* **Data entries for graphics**
—————
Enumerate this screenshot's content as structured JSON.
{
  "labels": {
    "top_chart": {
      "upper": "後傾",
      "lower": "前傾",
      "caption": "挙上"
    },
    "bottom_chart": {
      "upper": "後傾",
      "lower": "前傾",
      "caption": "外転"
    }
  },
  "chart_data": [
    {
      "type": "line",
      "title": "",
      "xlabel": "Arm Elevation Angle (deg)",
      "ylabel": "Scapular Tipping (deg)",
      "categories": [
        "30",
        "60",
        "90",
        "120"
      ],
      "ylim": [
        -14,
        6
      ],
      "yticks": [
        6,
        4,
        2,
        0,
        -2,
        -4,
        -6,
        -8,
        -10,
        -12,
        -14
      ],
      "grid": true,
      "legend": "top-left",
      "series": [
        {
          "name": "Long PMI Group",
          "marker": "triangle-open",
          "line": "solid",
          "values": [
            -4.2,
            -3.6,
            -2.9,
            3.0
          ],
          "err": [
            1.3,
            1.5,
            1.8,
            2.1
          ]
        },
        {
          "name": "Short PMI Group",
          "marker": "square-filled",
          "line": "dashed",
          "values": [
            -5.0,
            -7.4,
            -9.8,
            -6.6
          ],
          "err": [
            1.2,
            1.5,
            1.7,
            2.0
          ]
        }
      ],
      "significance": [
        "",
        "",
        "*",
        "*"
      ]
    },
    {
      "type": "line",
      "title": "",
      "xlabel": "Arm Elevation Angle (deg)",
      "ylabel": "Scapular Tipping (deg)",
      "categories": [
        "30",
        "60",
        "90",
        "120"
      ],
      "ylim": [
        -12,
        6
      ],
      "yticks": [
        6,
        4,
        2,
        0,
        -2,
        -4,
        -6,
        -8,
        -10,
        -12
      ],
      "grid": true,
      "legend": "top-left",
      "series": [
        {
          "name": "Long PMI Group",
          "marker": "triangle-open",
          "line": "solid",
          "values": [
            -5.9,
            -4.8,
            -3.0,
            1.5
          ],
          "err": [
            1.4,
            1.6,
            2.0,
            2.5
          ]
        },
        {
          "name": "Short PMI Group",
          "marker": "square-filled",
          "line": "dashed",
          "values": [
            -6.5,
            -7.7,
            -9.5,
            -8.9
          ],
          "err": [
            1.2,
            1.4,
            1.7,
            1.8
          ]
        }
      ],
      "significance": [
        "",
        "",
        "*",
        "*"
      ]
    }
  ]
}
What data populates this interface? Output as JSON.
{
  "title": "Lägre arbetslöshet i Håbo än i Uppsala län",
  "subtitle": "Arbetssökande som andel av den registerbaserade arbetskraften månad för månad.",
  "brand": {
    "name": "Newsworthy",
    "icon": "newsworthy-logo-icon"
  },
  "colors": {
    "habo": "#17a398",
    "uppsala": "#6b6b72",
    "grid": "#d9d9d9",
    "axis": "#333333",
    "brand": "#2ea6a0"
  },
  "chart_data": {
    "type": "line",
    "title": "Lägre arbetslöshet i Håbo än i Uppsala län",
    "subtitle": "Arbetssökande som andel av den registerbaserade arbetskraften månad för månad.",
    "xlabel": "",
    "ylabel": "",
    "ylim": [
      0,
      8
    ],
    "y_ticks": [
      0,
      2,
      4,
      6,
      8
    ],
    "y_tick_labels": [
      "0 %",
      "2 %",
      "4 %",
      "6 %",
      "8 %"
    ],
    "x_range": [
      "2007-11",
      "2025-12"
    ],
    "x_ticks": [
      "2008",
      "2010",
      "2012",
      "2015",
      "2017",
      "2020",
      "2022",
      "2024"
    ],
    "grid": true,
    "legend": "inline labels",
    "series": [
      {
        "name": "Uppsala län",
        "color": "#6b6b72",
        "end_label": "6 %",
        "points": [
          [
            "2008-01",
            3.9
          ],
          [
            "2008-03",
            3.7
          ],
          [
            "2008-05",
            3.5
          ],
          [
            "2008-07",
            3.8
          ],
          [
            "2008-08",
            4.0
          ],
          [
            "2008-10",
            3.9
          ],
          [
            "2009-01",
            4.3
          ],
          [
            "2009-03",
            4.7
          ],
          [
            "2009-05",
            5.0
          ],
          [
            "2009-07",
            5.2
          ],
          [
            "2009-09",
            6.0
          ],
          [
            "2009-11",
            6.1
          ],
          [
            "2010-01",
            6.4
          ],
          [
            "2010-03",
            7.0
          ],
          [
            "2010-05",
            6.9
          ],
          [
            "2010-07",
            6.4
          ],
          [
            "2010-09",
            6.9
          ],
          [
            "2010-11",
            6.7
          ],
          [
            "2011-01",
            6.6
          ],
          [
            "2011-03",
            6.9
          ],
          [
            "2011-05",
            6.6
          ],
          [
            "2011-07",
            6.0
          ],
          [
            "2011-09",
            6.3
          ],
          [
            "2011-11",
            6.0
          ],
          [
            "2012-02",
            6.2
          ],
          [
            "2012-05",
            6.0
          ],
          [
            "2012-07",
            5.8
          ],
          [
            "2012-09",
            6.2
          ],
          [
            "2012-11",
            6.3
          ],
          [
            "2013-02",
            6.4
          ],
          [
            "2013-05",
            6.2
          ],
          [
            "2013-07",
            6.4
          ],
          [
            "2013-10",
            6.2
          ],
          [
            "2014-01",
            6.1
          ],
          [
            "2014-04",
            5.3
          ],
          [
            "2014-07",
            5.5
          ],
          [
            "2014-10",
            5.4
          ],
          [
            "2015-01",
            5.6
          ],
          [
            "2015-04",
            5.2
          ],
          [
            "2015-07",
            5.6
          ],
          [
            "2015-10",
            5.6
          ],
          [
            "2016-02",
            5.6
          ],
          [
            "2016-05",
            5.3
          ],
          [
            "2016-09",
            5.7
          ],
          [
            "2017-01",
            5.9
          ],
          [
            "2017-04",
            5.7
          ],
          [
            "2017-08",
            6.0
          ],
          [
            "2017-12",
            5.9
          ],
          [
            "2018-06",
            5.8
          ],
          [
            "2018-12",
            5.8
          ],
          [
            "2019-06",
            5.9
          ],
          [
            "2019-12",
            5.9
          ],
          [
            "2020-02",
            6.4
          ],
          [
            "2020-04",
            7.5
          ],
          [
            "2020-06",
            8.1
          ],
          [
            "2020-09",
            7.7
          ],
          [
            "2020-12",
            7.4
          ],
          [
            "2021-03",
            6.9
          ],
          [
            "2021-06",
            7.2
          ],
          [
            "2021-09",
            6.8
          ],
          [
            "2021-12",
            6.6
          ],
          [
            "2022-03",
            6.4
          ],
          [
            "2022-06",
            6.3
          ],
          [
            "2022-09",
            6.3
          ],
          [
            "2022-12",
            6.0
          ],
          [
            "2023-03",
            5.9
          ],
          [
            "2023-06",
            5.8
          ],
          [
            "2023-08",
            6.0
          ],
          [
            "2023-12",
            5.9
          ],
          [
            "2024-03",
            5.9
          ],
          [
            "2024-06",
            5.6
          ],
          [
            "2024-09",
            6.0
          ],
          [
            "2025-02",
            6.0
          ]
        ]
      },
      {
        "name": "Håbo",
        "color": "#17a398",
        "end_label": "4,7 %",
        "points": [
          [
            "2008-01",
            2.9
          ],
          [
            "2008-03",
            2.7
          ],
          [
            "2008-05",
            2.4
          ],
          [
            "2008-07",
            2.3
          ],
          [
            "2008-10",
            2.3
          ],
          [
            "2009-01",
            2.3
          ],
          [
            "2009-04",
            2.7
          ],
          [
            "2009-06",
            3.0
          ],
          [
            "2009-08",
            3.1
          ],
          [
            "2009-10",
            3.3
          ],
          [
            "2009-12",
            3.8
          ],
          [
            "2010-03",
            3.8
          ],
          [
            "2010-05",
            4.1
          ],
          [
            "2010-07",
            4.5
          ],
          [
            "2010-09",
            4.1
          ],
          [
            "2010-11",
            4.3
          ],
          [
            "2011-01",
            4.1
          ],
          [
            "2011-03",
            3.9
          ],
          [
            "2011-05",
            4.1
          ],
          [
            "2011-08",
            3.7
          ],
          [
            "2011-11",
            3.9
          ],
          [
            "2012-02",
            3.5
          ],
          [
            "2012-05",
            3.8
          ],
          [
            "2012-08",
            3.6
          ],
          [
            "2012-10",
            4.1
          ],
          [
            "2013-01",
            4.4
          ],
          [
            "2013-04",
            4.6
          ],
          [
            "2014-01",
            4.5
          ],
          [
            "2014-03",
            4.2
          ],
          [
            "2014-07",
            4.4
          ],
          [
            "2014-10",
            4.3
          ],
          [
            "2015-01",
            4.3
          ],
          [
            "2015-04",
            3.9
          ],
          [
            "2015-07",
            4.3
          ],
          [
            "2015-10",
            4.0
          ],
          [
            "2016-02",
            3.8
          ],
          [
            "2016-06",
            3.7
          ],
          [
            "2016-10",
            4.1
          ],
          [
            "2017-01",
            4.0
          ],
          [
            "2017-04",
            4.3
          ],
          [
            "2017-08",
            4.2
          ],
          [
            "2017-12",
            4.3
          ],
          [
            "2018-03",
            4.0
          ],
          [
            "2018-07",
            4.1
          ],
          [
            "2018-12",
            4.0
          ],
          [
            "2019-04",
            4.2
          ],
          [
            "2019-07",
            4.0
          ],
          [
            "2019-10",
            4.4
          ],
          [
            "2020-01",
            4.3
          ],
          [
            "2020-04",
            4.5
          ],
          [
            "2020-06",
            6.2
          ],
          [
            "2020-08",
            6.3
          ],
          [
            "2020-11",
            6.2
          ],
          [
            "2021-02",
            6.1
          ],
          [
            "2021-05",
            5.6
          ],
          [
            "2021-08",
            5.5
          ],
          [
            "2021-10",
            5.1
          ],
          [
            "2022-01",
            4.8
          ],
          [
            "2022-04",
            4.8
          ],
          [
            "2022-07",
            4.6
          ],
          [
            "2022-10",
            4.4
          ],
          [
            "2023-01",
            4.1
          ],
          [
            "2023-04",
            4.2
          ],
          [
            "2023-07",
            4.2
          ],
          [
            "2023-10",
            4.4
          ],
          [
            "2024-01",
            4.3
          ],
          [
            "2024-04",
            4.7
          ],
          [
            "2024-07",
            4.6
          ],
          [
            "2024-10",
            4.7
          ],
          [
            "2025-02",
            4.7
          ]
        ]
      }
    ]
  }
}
—————
* **Given problem**
Pick out the lines that contain "Håbo" and copy them.

* **Finished answer**
  "title": "Lägre arbetslöshet i Håbo än i Uppsala län",
    "title": "Lägre arbetslöshet i Håbo än i Uppsala län",
        "name": "Håbo",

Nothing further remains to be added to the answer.